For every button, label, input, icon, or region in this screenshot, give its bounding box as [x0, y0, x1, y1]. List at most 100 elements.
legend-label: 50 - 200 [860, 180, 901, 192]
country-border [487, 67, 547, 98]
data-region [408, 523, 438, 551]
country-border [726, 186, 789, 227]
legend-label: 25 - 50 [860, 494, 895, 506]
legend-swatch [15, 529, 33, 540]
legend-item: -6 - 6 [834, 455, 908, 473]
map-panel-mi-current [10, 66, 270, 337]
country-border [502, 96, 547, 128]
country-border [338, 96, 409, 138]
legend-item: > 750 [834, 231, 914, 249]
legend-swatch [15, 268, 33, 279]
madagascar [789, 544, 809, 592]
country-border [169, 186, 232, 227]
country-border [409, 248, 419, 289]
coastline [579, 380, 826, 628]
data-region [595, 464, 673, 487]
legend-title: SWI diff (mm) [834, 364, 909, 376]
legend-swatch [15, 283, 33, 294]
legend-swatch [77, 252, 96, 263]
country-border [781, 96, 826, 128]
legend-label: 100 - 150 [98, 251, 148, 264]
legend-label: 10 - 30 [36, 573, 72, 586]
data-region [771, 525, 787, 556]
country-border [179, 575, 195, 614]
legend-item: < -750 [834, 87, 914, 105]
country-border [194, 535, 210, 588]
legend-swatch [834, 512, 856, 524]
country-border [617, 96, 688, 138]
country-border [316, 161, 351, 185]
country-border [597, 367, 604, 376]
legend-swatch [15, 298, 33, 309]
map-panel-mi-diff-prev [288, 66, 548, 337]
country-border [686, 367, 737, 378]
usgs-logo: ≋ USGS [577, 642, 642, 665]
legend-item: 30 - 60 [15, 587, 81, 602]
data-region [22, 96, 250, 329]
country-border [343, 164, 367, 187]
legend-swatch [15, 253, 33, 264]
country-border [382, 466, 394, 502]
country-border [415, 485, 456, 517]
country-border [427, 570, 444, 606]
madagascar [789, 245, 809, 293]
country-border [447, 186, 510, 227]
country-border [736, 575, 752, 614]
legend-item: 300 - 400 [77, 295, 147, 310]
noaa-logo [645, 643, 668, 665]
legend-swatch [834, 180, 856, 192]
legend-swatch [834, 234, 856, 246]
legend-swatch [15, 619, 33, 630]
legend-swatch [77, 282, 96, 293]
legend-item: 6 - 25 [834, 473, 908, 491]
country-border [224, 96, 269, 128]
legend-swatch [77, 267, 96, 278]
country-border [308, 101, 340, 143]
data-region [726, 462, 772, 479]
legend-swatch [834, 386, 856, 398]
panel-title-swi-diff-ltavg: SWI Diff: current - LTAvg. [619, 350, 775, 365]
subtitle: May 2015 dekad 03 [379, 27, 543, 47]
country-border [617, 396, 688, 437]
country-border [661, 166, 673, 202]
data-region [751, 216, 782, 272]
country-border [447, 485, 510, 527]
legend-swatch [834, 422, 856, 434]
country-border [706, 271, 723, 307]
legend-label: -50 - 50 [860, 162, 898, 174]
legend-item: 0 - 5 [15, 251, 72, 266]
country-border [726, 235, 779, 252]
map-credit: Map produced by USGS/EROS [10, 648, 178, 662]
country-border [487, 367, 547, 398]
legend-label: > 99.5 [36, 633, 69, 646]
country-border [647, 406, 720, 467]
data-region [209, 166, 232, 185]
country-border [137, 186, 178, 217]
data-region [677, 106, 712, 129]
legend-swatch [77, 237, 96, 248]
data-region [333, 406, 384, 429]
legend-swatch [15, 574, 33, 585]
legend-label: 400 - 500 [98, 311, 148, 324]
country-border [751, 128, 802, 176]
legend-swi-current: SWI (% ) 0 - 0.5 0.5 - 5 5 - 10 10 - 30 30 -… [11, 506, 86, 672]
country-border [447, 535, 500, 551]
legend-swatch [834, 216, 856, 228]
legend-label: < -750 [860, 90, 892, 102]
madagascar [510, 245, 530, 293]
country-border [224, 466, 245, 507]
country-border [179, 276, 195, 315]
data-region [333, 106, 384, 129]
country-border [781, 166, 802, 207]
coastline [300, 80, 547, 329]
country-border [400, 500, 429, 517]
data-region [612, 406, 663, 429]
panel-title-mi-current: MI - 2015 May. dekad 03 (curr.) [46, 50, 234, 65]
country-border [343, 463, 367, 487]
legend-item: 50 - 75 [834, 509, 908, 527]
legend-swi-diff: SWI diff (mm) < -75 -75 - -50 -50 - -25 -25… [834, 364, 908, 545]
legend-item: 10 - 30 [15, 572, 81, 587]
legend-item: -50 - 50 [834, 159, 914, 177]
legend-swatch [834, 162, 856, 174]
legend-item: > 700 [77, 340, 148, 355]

----

_Problem details_: Retype each row above word for word.

_Completed exercise_:
For every button, label, input, icon, or region in this screenshot, give its bounding box as [x0, y0, x1, y1]. List at most 100 elements.
legend-label: 50 - 200 [860, 180, 901, 192]
country-border [487, 67, 547, 98]
data-region [408, 523, 438, 551]
country-border [726, 186, 789, 227]
legend-label: 25 - 50 [860, 494, 895, 506]
legend-swatch [15, 529, 33, 540]
legend-item: -6 - 6 [834, 455, 908, 473]
map-panel-mi-current [10, 66, 270, 337]
country-border [502, 96, 547, 128]
country-border [338, 96, 409, 138]
legend-item: > 750 [834, 231, 914, 249]
legend-swatch [15, 268, 33, 279]
madagascar [789, 544, 809, 592]
country-border [169, 186, 232, 227]
country-border [409, 248, 419, 289]
coastline [579, 380, 826, 628]
data-region [595, 464, 673, 487]
legend-title: SWI diff (mm) [834, 364, 909, 376]
legend-swatch [15, 283, 33, 294]
legend-swatch [77, 252, 96, 263]
country-border [781, 96, 826, 128]
legend-label: 100 - 150 [98, 251, 148, 264]
legend-label: 10 - 30 [36, 573, 72, 586]
data-region [771, 525, 787, 556]
country-border [179, 575, 195, 614]
legend-item: < -750 [834, 87, 914, 105]
country-border [194, 535, 210, 588]
legend-swatch [834, 512, 856, 524]
country-border [617, 96, 688, 138]
country-border [316, 161, 351, 185]
country-border [597, 367, 604, 376]
legend-swatch [15, 298, 33, 309]
map-panel-mi-diff-prev [288, 66, 548, 337]
country-border [686, 367, 737, 378]
usgs-logo: ≋ USGS [577, 642, 642, 665]
legend-item: 30 - 60 [15, 587, 81, 602]
data-region [22, 96, 250, 329]
country-border [343, 164, 367, 187]
legend-swatch [15, 253, 33, 264]
country-border [382, 466, 394, 502]
country-border [415, 485, 456, 517]
country-border [427, 570, 444, 606]
madagascar [789, 245, 809, 293]
country-border [447, 186, 510, 227]
country-border [736, 575, 752, 614]
legend-item: 300 - 400 [77, 295, 147, 310]
noaa-logo [645, 643, 668, 665]
legend-swatch [834, 180, 856, 192]
legend-swatch [834, 234, 856, 246]
legend-swatch [15, 619, 33, 630]
legend-swatch [77, 282, 96, 293]
legend-item: 6 - 25 [834, 473, 908, 491]
country-border [224, 96, 269, 128]
legend-swatch [77, 267, 96, 278]
country-border [308, 101, 340, 143]
data-region [726, 462, 772, 479]
legend-swatch [834, 386, 856, 398]
panel-title-swi-diff-ltavg: SWI Diff: current - LTAvg. [619, 350, 775, 365]
subtitle: May 2015 dekad 03 [379, 27, 543, 47]
country-border [617, 396, 688, 437]
country-border [661, 166, 673, 202]
data-region [751, 216, 782, 272]
country-border [447, 485, 510, 527]
legend-swatch [834, 422, 856, 434]
country-border [706, 271, 723, 307]
legend-label: -50 - 50 [860, 162, 898, 174]
legend-item: 0 - 5 [15, 251, 72, 266]
country-border [726, 235, 779, 252]
map-credit: Map produced by USGS/EROS [10, 648, 178, 662]
country-border [487, 367, 547, 398]
legend-label: > 99.5 [36, 633, 69, 646]
country-border [647, 406, 720, 467]
data-region [209, 166, 232, 185]
country-border [137, 186, 178, 217]
data-region [677, 106, 712, 129]
legend-swatch [77, 237, 96, 248]
data-region [333, 406, 384, 429]
legend-swatch [15, 574, 33, 585]
legend-label: 400 - 500 [98, 311, 148, 324]
country-border [751, 128, 802, 176]
legend-swi-current: SWI (% ) 0 - 0.5 0.5 - 5 5 - 10 10 - 30 30 -… [11, 506, 86, 672]
country-border [447, 535, 500, 551]
legend-swatch [834, 216, 856, 228]
legend-label: < -750 [860, 90, 892, 102]
madagascar [510, 245, 530, 293]
country-border [224, 466, 245, 507]
country-border [179, 276, 195, 315]
data-region [333, 106, 384, 129]
country-border [781, 166, 802, 207]
coastline [300, 80, 547, 329]
country-border [400, 500, 429, 517]
data-region [612, 406, 663, 429]
panel-title-mi-current: MI - 2015 May. dekad 03 (curr.) [46, 50, 234, 65]
country-border [343, 463, 367, 487]
legend-item: 50 - 75 [834, 509, 908, 527]
legend-swi-diff: SWI diff (mm) < -75 -75 - -50 -50 - -25 -25… [834, 364, 908, 545]
legend-item: 10 - 30 [15, 572, 81, 587]
legend-item: -50 - 50 [834, 159, 914, 177]
legend-swatch [834, 162, 856, 174]
legend-item: > 700 [77, 340, 148, 355]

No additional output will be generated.